↓

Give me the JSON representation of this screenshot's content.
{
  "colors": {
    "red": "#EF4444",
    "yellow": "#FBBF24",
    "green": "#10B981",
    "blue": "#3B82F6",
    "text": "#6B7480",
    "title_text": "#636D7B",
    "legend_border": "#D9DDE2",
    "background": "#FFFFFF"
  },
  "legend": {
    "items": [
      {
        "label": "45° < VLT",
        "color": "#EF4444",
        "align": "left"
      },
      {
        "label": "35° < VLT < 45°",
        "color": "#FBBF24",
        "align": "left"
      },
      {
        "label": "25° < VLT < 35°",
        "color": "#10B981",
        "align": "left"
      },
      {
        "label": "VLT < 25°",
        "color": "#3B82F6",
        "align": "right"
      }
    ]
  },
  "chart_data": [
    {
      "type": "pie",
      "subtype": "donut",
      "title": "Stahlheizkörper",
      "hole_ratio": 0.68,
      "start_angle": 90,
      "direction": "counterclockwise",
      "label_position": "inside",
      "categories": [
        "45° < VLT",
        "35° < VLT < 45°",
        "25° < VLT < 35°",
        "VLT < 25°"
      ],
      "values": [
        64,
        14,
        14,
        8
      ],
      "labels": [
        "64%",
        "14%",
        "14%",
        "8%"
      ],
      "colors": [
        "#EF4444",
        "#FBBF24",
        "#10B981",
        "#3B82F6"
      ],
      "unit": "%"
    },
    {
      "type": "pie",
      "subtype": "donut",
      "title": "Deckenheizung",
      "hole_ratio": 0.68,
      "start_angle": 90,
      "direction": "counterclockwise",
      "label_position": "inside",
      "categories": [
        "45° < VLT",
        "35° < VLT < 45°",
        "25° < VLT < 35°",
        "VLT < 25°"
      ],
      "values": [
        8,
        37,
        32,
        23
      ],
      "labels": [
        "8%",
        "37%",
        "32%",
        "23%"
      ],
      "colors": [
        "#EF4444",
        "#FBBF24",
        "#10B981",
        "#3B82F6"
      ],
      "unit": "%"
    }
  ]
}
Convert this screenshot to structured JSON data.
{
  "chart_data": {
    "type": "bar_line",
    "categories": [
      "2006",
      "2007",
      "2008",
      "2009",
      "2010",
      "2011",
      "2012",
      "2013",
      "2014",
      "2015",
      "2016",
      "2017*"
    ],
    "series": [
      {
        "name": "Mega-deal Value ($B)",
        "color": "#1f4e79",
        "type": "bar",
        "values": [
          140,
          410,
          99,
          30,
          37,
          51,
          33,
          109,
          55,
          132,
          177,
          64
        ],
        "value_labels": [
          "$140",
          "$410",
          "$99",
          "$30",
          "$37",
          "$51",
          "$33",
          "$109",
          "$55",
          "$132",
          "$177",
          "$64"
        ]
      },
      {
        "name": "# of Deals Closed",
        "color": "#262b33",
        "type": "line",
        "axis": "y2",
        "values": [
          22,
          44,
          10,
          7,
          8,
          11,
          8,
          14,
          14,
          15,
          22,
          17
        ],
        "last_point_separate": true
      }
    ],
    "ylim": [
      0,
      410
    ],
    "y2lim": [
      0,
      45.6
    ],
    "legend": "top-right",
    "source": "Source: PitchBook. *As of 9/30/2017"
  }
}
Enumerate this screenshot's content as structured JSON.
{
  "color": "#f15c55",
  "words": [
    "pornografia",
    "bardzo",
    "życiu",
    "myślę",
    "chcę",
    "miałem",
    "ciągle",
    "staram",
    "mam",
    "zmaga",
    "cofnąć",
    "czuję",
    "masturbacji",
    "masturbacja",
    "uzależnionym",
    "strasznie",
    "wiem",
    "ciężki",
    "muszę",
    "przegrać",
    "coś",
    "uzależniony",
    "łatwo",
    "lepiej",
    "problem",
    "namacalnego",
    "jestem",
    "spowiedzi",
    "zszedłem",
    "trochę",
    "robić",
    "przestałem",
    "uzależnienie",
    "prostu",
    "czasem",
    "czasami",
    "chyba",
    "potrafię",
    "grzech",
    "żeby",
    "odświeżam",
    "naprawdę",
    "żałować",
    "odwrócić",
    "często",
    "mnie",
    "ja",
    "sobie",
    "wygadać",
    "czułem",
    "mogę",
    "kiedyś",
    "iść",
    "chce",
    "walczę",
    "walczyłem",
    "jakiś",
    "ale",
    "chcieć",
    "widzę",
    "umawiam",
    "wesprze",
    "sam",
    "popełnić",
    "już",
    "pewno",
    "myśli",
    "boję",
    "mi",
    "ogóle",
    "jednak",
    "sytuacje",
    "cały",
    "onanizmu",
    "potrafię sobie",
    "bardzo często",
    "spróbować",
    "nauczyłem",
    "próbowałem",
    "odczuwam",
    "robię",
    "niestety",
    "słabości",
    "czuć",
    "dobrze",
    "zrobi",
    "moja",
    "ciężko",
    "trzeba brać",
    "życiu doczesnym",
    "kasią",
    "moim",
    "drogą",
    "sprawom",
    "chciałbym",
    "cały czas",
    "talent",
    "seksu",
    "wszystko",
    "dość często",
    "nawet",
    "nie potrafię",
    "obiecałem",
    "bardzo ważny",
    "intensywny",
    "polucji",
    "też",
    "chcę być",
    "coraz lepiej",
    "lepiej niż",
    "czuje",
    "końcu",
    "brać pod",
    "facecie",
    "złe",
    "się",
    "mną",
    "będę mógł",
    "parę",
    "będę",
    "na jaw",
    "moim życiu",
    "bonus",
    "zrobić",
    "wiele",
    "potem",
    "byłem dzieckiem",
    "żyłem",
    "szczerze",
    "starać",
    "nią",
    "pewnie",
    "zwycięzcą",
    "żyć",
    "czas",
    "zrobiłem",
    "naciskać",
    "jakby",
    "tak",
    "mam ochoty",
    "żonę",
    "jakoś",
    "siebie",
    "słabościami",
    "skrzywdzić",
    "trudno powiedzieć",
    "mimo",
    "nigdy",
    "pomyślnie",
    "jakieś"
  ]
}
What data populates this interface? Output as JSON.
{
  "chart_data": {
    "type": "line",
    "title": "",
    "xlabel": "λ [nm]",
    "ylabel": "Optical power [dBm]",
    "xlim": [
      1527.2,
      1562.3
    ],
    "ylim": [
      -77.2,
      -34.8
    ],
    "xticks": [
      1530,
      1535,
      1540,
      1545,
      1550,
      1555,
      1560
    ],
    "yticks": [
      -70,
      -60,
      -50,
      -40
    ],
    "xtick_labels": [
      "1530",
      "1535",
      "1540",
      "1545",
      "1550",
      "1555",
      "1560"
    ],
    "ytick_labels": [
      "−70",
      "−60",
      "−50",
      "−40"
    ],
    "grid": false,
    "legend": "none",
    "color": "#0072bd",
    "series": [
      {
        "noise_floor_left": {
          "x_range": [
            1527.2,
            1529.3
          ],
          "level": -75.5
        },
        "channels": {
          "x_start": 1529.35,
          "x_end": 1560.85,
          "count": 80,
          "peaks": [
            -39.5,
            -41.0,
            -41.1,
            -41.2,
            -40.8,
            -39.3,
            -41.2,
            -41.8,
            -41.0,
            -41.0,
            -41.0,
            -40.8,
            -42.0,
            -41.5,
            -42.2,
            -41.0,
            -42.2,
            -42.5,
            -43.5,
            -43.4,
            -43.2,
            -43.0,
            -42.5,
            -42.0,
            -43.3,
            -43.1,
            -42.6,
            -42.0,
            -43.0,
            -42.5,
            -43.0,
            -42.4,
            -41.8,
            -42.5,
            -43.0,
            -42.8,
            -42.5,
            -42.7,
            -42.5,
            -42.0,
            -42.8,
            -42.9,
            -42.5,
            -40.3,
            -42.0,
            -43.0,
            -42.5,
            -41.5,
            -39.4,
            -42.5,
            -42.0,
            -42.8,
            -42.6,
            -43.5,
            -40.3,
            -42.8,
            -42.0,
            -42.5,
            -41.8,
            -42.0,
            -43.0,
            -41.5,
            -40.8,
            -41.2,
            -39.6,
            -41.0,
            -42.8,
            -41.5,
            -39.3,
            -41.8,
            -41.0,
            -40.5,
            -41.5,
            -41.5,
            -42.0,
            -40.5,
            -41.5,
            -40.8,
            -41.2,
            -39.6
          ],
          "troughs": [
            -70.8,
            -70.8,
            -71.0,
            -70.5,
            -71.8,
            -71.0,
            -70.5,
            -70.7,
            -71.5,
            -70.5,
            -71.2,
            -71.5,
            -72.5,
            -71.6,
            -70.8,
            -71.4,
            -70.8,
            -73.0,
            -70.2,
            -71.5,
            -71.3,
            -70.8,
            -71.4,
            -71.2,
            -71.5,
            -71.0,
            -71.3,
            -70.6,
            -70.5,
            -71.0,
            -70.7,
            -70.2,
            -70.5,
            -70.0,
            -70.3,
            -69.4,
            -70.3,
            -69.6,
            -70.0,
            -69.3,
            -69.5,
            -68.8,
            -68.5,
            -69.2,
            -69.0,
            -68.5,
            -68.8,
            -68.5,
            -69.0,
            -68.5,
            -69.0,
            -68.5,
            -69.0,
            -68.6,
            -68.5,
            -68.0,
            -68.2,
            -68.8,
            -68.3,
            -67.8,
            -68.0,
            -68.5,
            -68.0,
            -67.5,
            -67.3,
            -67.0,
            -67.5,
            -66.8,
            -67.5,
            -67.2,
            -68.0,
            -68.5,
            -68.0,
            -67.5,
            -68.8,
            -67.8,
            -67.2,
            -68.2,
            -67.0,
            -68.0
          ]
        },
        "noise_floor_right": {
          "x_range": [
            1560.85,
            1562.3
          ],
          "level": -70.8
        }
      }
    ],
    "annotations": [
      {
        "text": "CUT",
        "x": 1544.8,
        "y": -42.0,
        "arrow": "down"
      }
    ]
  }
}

↑

→ Written problem
Scan the data above and copy every line with "name" in it.

→ Solution to this exercise
        "name": "Mega-deal Value ($B)",
        "name": "# of Deals Closed",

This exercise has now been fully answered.